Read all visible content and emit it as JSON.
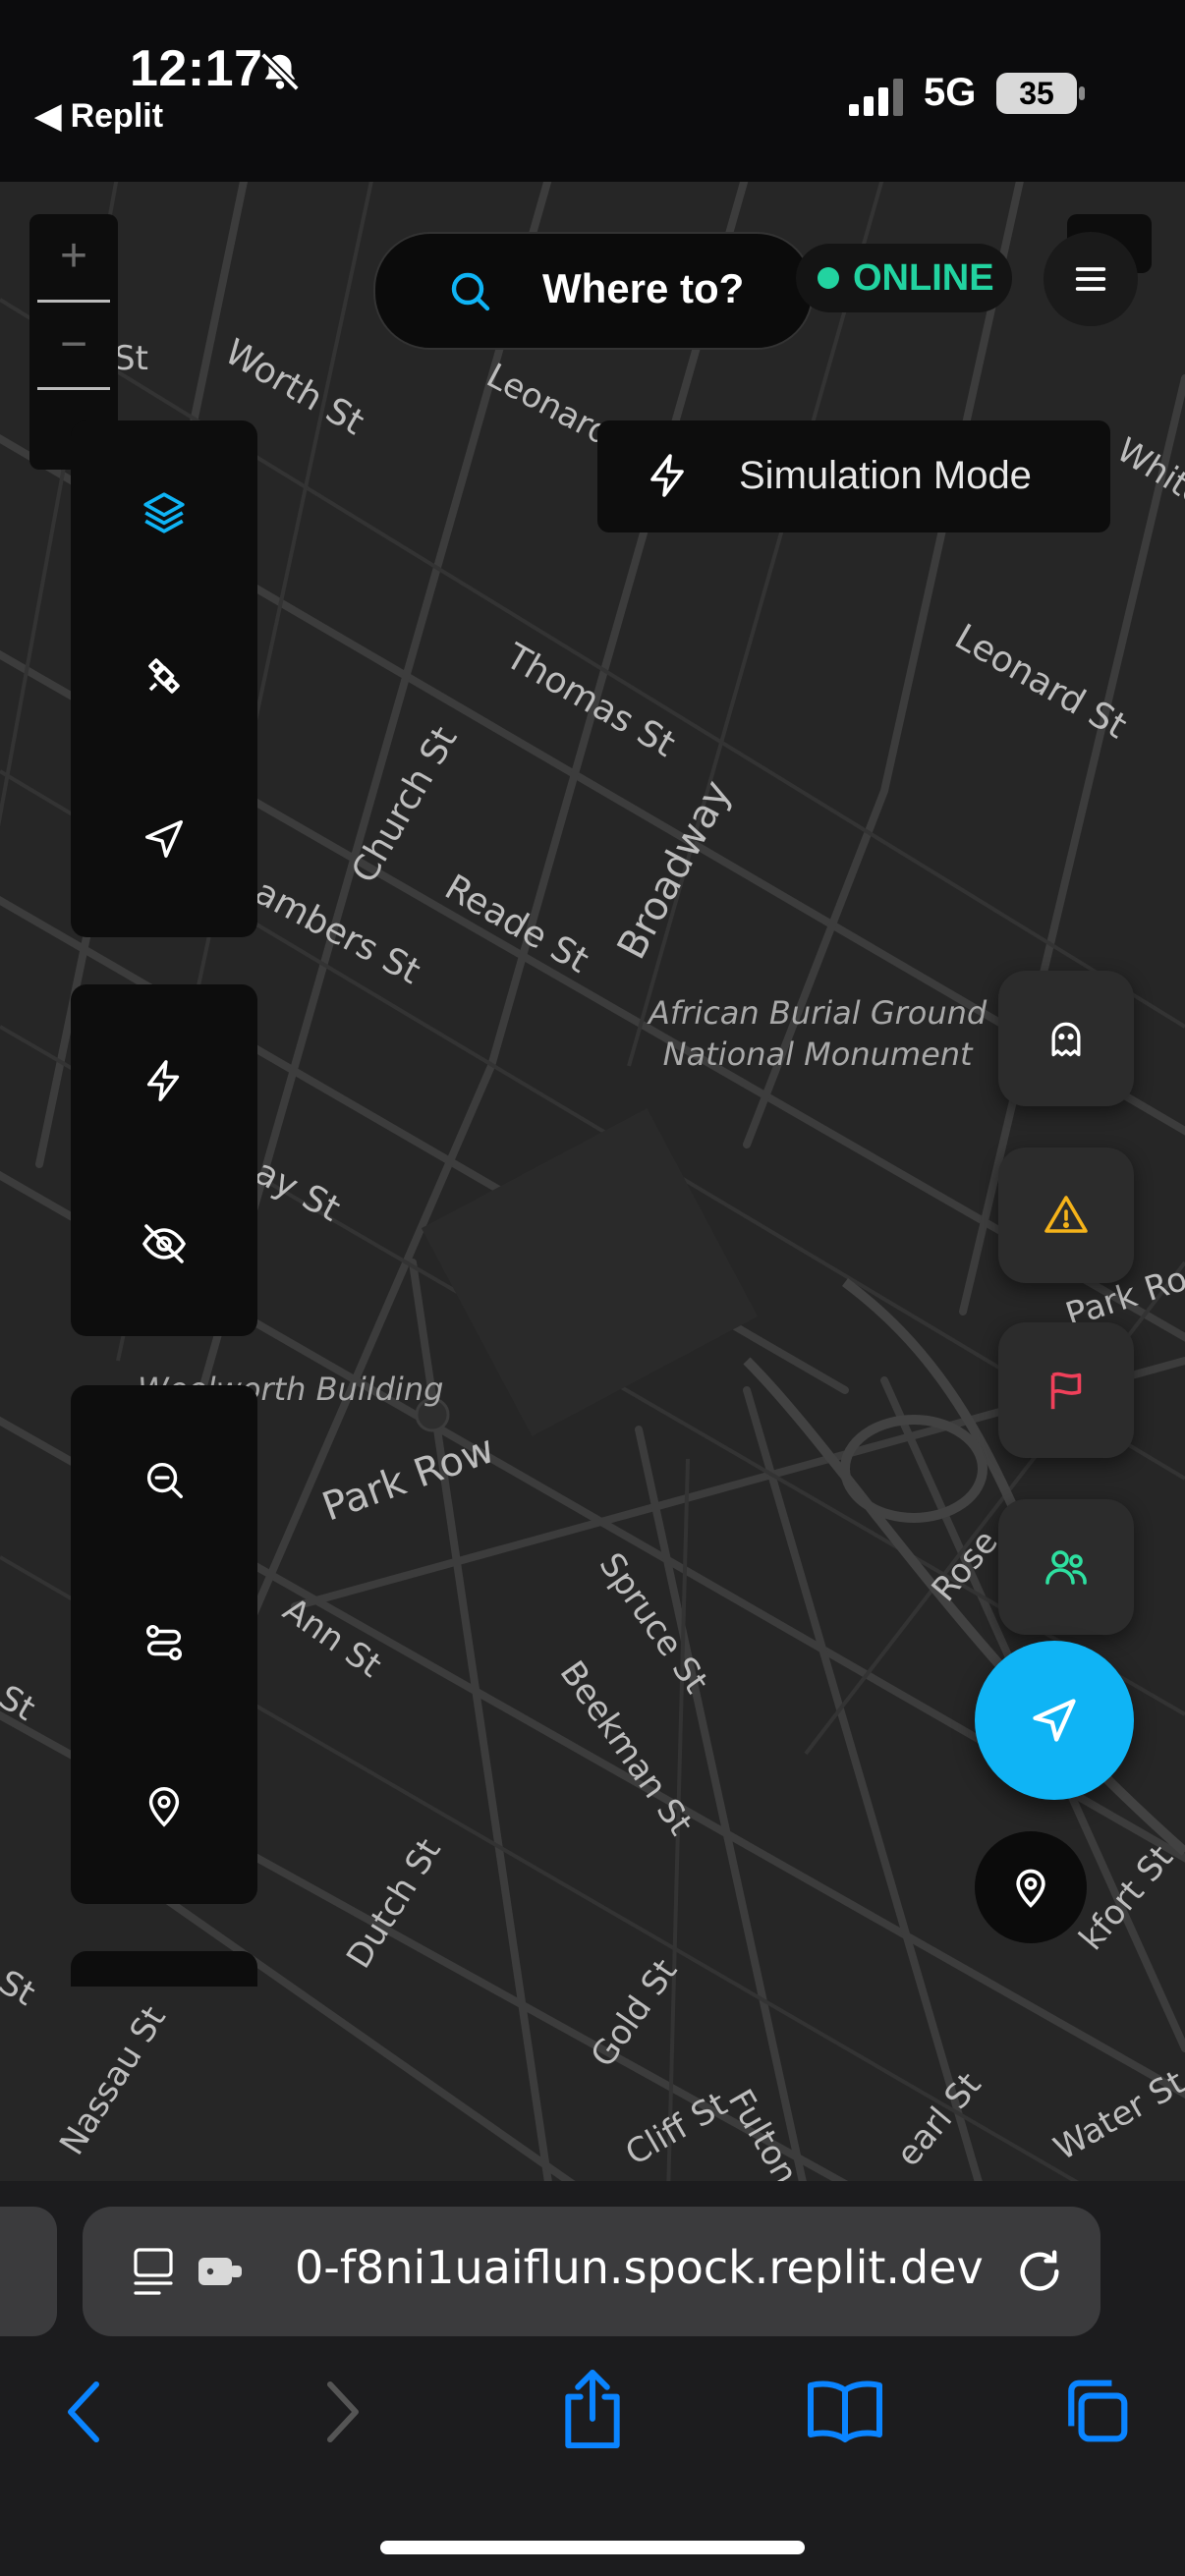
{
  "status_bar": {
    "time": "12:17",
    "back_app": "◀ Replit",
    "network": "5G",
    "battery": "35"
  },
  "search": {
    "placeholder_text": "Where to?"
  },
  "connection": {
    "status": "ONLINE",
    "color": "#22d3a0"
  },
  "simulation": {
    "label": "Simulation Mode"
  },
  "map": {
    "streets": {
      "worth": "Worth St",
      "leonard_top": "Leonard St",
      "leonard_right": "Leonard St",
      "thomas": "Thomas St",
      "church": "Church St",
      "reade": "Reade St",
      "broadway": "Broadway",
      "chambers": "ambers St",
      "murray": "ay St",
      "park_row": "Park Row",
      "spruce": "Spruce St",
      "ann": "Ann St",
      "beekman": "Beekman St",
      "dutch": "Dutch St",
      "gold": "Gold St",
      "nassau": "Nassau St",
      "cliff": "Cliff St",
      "fulton": "Fulton S",
      "pearl": "earl St",
      "water": "Water St",
      "park_row_right": "Park Ro",
      "rose": "Rose",
      "frankfort": "kfort St",
      "white": "White",
      "st_left1": "St",
      "st_left2": "St",
      "st_left3": "St"
    },
    "pois": {
      "african_burial_1": "African Burial Ground",
      "african_burial_2": "National Monument",
      "woolworth": "Woolworth Building"
    }
  },
  "zoom": {
    "plus": "+",
    "minus": "−"
  },
  "left_toolbar": [
    {
      "icon": "layers-icon"
    },
    {
      "icon": "satellite-icon"
    },
    {
      "icon": "navigation-arrow-icon"
    },
    {
      "icon": "lightning-icon"
    },
    {
      "icon": "eye-off-icon"
    },
    {
      "icon": "zoom-out-icon"
    },
    {
      "icon": "route-icon"
    },
    {
      "icon": "map-pin-icon"
    }
  ],
  "right_actions": [
    {
      "icon": "ghost-icon",
      "color": "#ffffff"
    },
    {
      "icon": "warning-icon",
      "color": "#f5b31a"
    },
    {
      "icon": "flag-icon",
      "color": "#f0405a"
    },
    {
      "icon": "users-icon",
      "color": "#2ee0a0"
    }
  ],
  "accent_color": "#0fb4f5",
  "browser": {
    "url": "0-f8ni1uaiflun.spock.replit.dev"
  }
}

◆ ◆ ◆ ◆ ◆

## Problem to work on
Give back each entry exactly as it appears, with no pictures.

## Correct response
Read all visible content and emit it as JSON.
{
  "status_bar": {
    "time": "12:17",
    "back_app": "◀ Replit",
    "network": "5G",
    "battery": "35"
  },
  "search": {
    "placeholder_text": "Where to?"
  },
  "connection": {
    "status": "ONLINE",
    "color": "#22d3a0"
  },
  "simulation": {
    "label": "Simulation Mode"
  },
  "map": {
    "streets": {
      "worth": "Worth St",
      "leonard_top": "Leonard St",
      "leonard_right": "Leonard St",
      "thomas": "Thomas St",
      "church": "Church St",
      "reade": "Reade St",
      "broadway": "Broadway",
      "chambers": "ambers St",
      "murray": "ay St",
      "park_row": "Park Row",
      "spruce": "Spruce St",
      "ann": "Ann St",
      "beekman": "Beekman St",
      "dutch": "Dutch St",
      "gold": "Gold St",
      "nassau": "Nassau St",
      "cliff": "Cliff St",
      "fulton": "Fulton S",
      "pearl": "earl St",
      "water": "Water St",
      "park_row_right": "Park Ro",
      "rose": "Rose",
      "frankfort": "kfort St",
      "white": "White",
      "st_left1": "St",
      "st_left2": "St",
      "st_left3": "St"
    },
    "pois": {
      "african_burial_1": "African Burial Ground",
      "african_burial_2": "National Monument",
      "woolworth": "Woolworth Building"
    }
  },
  "zoom": {
    "plus": "+",
    "minus": "−"
  },
  "left_toolbar": [
    {
      "icon": "layers-icon"
    },
    {
      "icon": "satellite-icon"
    },
    {
      "icon": "navigation-arrow-icon"
    },
    {
      "icon": "lightning-icon"
    },
    {
      "icon": "eye-off-icon"
    },
    {
      "icon": "zoom-out-icon"
    },
    {
      "icon": "route-icon"
    },
    {
      "icon": "map-pin-icon"
    }
  ],
  "right_actions": [
    {
      "icon": "ghost-icon",
      "color": "#ffffff"
    },
    {
      "icon": "warning-icon",
      "color": "#f5b31a"
    },
    {
      "icon": "flag-icon",
      "color": "#f0405a"
    },
    {
      "icon": "users-icon",
      "color": "#2ee0a0"
    }
  ],
  "accent_color": "#0fb4f5",
  "browser": {
    "url": "0-f8ni1uaiflun.spock.replit.dev"
  }
}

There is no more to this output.